▶ **TASK INSTRUCTIONS**
Show, in full, each line of the data that contains "JSON".

■ ■ ■ ■ ■

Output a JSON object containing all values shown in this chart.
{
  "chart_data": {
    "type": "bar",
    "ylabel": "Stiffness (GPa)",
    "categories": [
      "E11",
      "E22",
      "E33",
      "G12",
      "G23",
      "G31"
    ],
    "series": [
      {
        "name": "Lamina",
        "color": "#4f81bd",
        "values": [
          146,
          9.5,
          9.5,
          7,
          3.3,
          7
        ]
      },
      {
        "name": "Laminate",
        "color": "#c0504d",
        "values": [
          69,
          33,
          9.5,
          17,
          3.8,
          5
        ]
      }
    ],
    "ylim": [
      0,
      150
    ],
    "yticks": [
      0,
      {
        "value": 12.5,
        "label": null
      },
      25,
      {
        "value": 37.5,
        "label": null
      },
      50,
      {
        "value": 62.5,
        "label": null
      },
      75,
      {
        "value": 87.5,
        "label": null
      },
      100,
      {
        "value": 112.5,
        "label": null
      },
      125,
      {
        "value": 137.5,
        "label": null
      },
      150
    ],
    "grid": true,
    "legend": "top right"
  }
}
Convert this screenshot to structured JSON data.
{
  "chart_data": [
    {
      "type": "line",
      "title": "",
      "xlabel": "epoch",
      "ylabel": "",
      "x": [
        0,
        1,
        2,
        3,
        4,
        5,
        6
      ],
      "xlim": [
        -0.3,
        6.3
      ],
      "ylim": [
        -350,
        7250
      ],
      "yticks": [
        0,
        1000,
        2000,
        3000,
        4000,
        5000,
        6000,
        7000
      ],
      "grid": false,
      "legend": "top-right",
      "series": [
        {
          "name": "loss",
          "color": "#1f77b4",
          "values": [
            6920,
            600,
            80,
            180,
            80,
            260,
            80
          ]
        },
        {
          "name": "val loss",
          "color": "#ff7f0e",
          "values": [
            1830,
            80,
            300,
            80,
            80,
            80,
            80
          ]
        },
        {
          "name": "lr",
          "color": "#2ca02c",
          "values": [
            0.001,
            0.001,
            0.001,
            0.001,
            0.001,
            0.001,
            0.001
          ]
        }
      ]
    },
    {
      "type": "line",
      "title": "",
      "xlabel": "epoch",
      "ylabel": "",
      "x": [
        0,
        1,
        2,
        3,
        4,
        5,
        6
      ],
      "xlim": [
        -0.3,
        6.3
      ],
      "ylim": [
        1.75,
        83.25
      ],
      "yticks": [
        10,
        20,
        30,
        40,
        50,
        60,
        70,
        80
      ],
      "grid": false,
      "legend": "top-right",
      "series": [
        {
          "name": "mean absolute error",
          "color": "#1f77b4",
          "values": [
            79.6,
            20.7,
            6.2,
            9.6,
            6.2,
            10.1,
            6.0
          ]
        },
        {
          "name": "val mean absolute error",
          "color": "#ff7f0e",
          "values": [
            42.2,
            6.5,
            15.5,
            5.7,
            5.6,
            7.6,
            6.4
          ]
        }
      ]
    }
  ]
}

■ ■ ■ ■ ■

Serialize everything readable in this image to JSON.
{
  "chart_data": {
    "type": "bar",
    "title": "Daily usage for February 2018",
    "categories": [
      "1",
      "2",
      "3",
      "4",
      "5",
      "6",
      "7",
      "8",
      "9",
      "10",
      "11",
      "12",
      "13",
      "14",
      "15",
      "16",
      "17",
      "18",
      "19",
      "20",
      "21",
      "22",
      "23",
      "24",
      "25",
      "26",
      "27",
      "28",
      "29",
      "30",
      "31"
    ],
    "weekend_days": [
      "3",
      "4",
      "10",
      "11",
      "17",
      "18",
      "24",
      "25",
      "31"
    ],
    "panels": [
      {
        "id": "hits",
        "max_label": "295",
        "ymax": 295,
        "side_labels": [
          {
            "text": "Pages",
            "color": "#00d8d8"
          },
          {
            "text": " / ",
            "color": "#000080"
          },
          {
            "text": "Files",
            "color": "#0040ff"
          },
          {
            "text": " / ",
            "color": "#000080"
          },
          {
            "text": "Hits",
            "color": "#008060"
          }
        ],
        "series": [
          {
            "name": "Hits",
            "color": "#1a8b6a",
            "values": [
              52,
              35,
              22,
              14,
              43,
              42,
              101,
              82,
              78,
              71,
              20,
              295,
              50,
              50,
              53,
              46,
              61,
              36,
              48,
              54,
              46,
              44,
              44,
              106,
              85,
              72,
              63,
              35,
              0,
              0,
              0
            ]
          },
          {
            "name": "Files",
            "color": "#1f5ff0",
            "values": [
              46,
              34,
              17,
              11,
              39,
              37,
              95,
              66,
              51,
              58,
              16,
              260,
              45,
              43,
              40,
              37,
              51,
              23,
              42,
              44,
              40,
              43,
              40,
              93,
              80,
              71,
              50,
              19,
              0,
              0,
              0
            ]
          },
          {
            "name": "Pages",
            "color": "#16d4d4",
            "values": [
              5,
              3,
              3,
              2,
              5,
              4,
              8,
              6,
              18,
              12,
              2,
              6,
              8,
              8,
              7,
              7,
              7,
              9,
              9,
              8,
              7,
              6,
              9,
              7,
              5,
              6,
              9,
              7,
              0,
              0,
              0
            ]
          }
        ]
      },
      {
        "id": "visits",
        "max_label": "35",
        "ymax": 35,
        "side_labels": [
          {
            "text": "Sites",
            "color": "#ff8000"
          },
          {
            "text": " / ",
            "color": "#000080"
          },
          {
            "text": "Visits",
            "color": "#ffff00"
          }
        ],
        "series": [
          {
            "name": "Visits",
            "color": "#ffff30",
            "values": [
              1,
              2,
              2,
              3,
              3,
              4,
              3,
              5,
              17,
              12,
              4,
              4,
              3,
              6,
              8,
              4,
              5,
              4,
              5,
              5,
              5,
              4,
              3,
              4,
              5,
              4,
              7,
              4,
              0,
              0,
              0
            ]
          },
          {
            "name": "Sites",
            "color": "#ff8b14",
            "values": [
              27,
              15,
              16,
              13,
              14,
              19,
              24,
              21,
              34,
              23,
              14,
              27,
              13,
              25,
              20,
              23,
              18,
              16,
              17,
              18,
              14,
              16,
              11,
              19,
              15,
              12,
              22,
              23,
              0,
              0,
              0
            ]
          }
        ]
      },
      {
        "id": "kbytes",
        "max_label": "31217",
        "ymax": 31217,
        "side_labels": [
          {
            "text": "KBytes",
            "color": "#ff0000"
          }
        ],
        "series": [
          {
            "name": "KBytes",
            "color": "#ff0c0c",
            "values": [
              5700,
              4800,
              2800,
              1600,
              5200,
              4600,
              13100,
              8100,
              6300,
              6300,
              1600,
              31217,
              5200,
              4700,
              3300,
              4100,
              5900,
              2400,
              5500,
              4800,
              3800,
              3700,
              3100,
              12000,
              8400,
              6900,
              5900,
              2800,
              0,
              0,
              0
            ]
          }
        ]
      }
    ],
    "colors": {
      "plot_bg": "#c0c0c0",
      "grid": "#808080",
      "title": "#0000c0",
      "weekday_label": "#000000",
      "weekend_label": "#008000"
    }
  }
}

■ ■ ■ ■ ■

▶ **EXERCISE RESPONSE**
Output a JSON object containing all values shown in this chart.
Convert this screenshot to structured JSON data.
Serialize everything readable in this image to JSON.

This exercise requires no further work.